Pictures do not belong in the copy; restate the records below word for word.

**Exercise material**.

%%

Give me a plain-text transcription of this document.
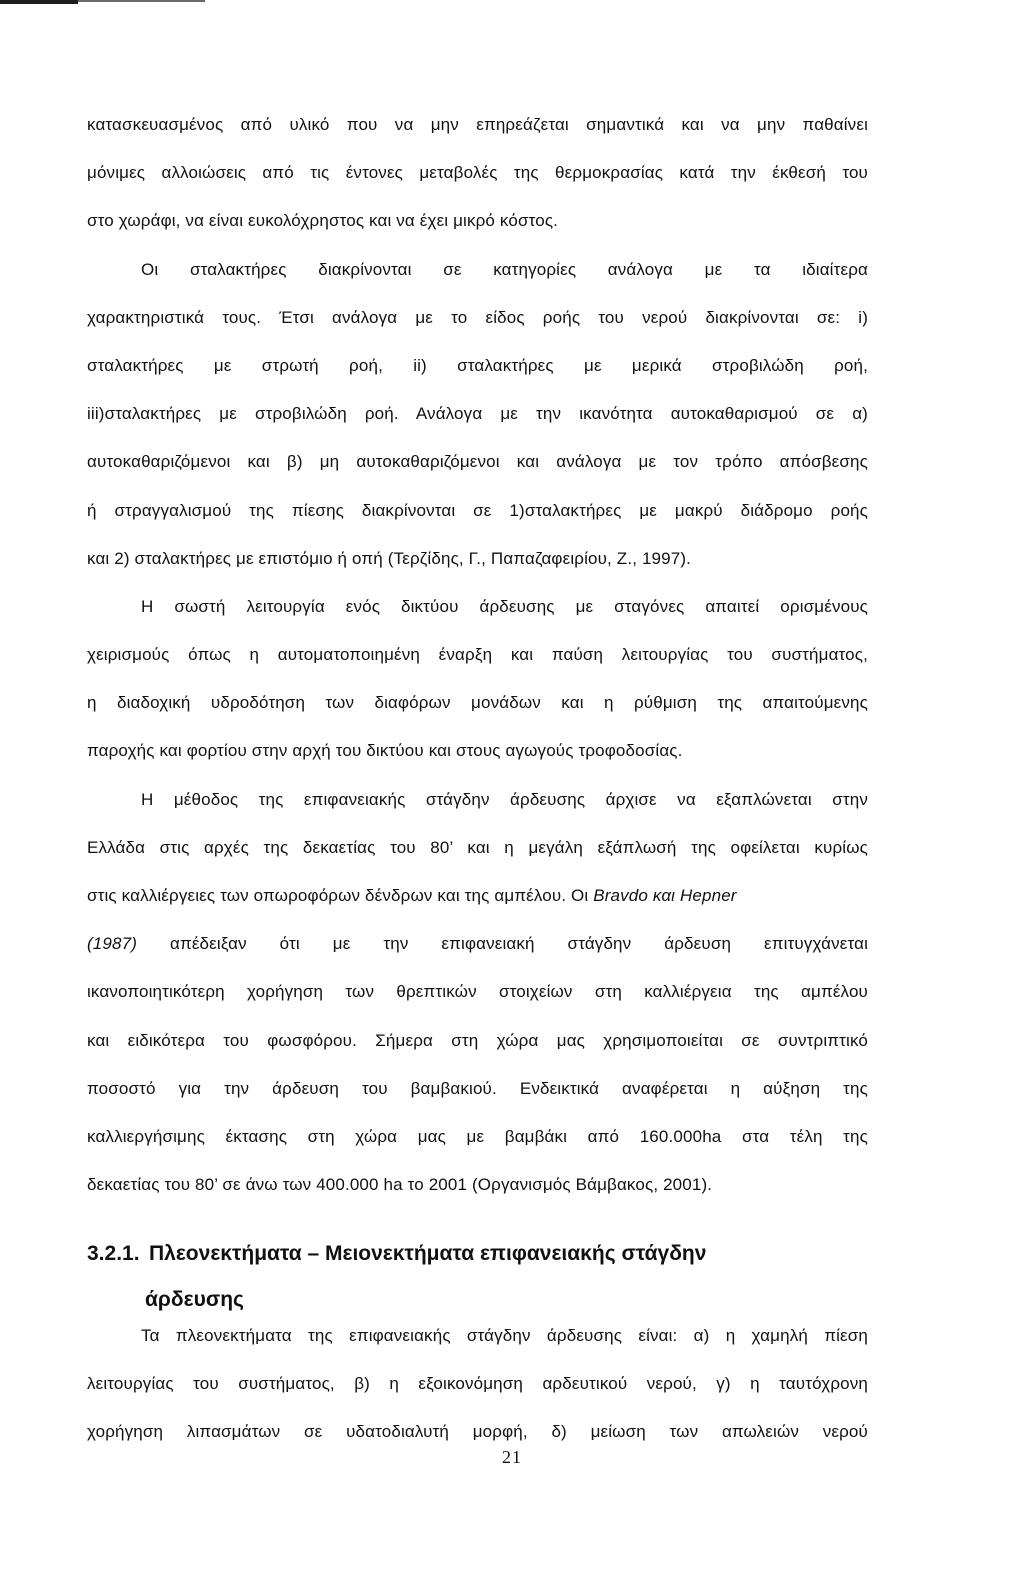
κατασκευασμένος από υλικό που να μην επηρεάζεται σημαντικά και να μην παθαίνει
μόνιμες αλλοιώσεις από τις έντονες μεταβολές της θερμοκρασίας κατά την έκθεσή του
στο χωράφι, να είναι ευκολόχρηστος και να έχει μικρό κόστος.
Οι σταλακτήρες διακρίνονται σε κατηγορίες ανάλογα με τα ιδιαίτερα
χαρακτηριστικά τους. Έτσι ανάλογα με το είδος ροής του νερού διακρίνονται σε: i)
σταλακτήρες με στρωτή ροή, ii) σταλακτήρες με μερικά στροβιλώδη ροή,
iii)σταλακτήρες με στροβιλώδη ροή. Ανάλογα με την ικανότητα αυτοκαθαρισμού σε α)
αυτοκαθαριζόμενοι και β) μη αυτοκαθαριζόμενοι και ανάλογα με τον τρόπο απόσβεσης
ή στραγγαλισμού της πίεσης διακρίνονται σε 1)σταλακτήρες με μακρύ διάδρομο ροής
και 2) σταλακτήρες με επιστόμιο ή οπή (Τερζίδης, Γ., Παπαζαφειρίου, Ζ., 1997).
Η σωστή λειτουργία ενός δικτύου άρδευσης με σταγόνες απαιτεί ορισμένους
χειρισμούς όπως η αυτοματοποιημένη έναρξη και παύση λειτουργίας του συστήματος,
η διαδοχική υδροδότηση των διαφόρων μονάδων και η ρύθμιση της απαιτούμενης
παροχής και φορτίου στην αρχή του δικτύου και στους αγωγούς τροφοδοσίας.
Η μέθοδος της επιφανειακής στάγδην άρδευσης άρχισε να εξαπλώνεται στην
Ελλάδα στις αρχές της δεκαετίας του 80’ και η μεγάλη εξάπλωσή της οφείλεται κυρίως
στις καλλιέργειες των οπωροφόρων δένδρων και της αμπέλου. Οι Bravdo και Hepner
(1987) απέδειξαν ότι με την επιφανειακή στάγδην άρδευση επιτυγχάνεται
ικανοποιητικότερη χορήγηση των θρεπτικών στοιχείων στη καλλιέργεια της αμπέλου
και ειδικότερα του φωσφόρου. Σήμερα στη χώρα μας χρησιμοποιείται σε συντριπτικό
ποσοστό για την άρδευση του βαμβακιού. Ενδεικτικά αναφέρεται η αύξηση της
καλλιεργήσιμης έκτασης στη χώρα μας με βαμβάκι από 160.000ha στα τέλη της
δεκαετίας του 80’ σε άνω των 400.000 ha το 2001 (Οργανισμός Βάμβακος, 2001).
3.2.1. Πλεονεκτήματα – Μειονεκτήματα επιφανειακής στάγδην
άρδευσης
Τα πλεονεκτήματα της επιφανειακής στάγδην άρδευσης είναι: α) η χαμηλή πίεση
λειτουργίας του συστήματος, β) η εξοικονόμηση αρδευτικού νερού, γ) η ταυτόχρονη
χορήγηση λιπασμάτων σε υδατοδιαλυτή μορφή, δ) μείωση των απωλειών νερού
21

%%

**Reply to the exercise**.
Give me a plain-text transcription of this document.
κατασκευασμένος από υλικό που να μην επηρεάζεται σημαντικά και να μην παθαίνει
μόνιμες αλλοιώσεις από τις έντονες μεταβολές της θερμοκρασίας κατά την έκθεσή του
στο χωράφι, να είναι ευκολόχρηστος και να έχει μικρό κόστος.
Οι σταλακτήρες διακρίνονται σε κατηγορίες ανάλογα με τα ιδιαίτερα
χαρακτηριστικά τους. Έτσι ανάλογα με το είδος ροής του νερού διακρίνονται σε: i)
σταλακτήρες με στρωτή ροή, ii) σταλακτήρες με μερικά στροβιλώδη ροή,
iii)σταλακτήρες με στροβιλώδη ροή. Ανάλογα με την ικανότητα αυτοκαθαρισμού σε α)
αυτοκαθαριζόμενοι και β) μη αυτοκαθαριζόμενοι και ανάλογα με τον τρόπο απόσβεσης
ή στραγγαλισμού της πίεσης διακρίνονται σε 1)σταλακτήρες με μακρύ διάδρομο ροής
και 2) σταλακτήρες με επιστόμιο ή οπή (Τερζίδης, Γ., Παπαζαφειρίου, Ζ., 1997).
Η σωστή λειτουργία ενός δικτύου άρδευσης με σταγόνες απαιτεί ορισμένους
χειρισμούς όπως η αυτοματοποιημένη έναρξη και παύση λειτουργίας του συστήματος,
η διαδοχική υδροδότηση των διαφόρων μονάδων και η ρύθμιση της απαιτούμενης
παροχής και φορτίου στην αρχή του δικτύου και στους αγωγούς τροφοδοσίας.
Η μέθοδος της επιφανειακής στάγδην άρδευσης άρχισε να εξαπλώνεται στην
Ελλάδα στις αρχές της δεκαετίας του 80’ και η μεγάλη εξάπλωσή της οφείλεται κυρίως
στις καλλιέργειες των οπωροφόρων δένδρων και της αμπέλου. Οι Bravdo και Hepner
(1987) απέδειξαν ότι με την επιφανειακή στάγδην άρδευση επιτυγχάνεται
ικανοποιητικότερη χορήγηση των θρεπτικών στοιχείων στη καλλιέργεια της αμπέλου
και ειδικότερα του φωσφόρου. Σήμερα στη χώρα μας χρησιμοποιείται σε συντριπτικό
ποσοστό για την άρδευση του βαμβακιού. Ενδεικτικά αναφέρεται η αύξηση της
καλλιεργήσιμης έκτασης στη χώρα μας με βαμβάκι από 160.000ha στα τέλη της
δεκαετίας του 80’ σε άνω των 400.000 ha το 2001 (Οργανισμός Βάμβακος, 2001).
3.2.1. Πλεονεκτήματα – Μειονεκτήματα επιφανειακής στάγδην
άρδευσης
Τα πλεονεκτήματα της επιφανειακής στάγδην άρδευσης είναι: α) η χαμηλή πίεση
λειτουργίας του συστήματος, β) η εξοικονόμηση αρδευτικού νερού, γ) η ταυτόχρονη
χορήγηση λιπασμάτων σε υδατοδιαλυτή μορφή, δ) μείωση των απωλειών νερού
21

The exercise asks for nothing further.